[STATED EXERCISE]: Every line with the word "那么这两个三角形的面积比为" in it should be extracted from the data that follows.

▼

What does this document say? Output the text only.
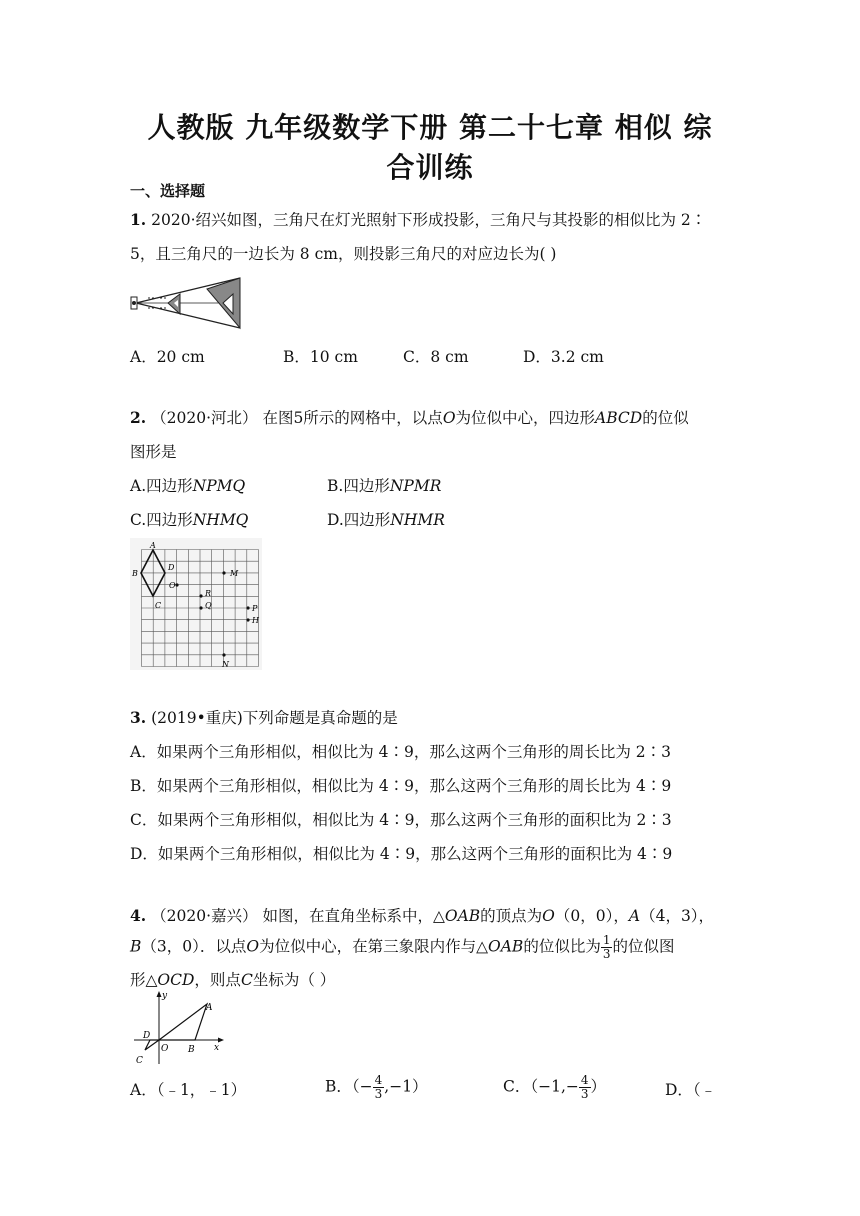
人教版 九年级数学下册 第二十七章 相似 综
合训练
一、选择题
1. 2020·绍兴如图，三角尺在灯光照射下形成投影，三角尺与其投影的相似比为 2∶
5，且三角尺的一边长为 8 cm，则投影三角尺的对应边长为( )
A．20 cm	B．10 cm	C．8 cm	D．3.2 cm
2. （2020·河北） 在图5所示的网格中，以点O为位似中心，四边形ABCD的位似
图形是
A.四边形NPMQ	B.四边形NPMR
C.四边形NHMQ	D.四边形NHMR
A
B
C
D
O
R
Q
M
P
H
N
3. (2019•重庆)下列命题是真命题的是
A．如果两个三角形相似，相似比为 4∶9，那么这两个三角形的周长比为 2∶3
B．如果两个三角形相似，相似比为 4∶9，那么这两个三角形的周长比为 4∶9
C．如果两个三角形相似，相似比为 4∶9，那么这两个三角形的面积比为 2∶3
D．如果两个三角形相似，相似比为 4∶9，那么这两个三角形的面积比为 4∶9
4. （2020·嘉兴） 如图，在直角坐标系中，△OAB的顶点为O（0，0），A（4，3），
B（3，0）．以点O为位似中心，在第三象限内作与△OAB的位似比为 $\frac{1}{3}$ 的位似图
形△OCD，则点C坐标为（ ）
y
x
A
D
O B
C
A．（﹣1，﹣1）	B．（− $\frac{4}{3} ,-1$）	C．（$-1,- \frac{4}{3}$ ）	D．（﹣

▲

[EXERCISE RESPONSE]:
C．如果两个三角形相似，相似比为 4∶9，那么这两个三角形的面积比为 2∶3
D．如果两个三角形相似，相似比为 4∶9，那么这两个三角形的面积比为 4∶9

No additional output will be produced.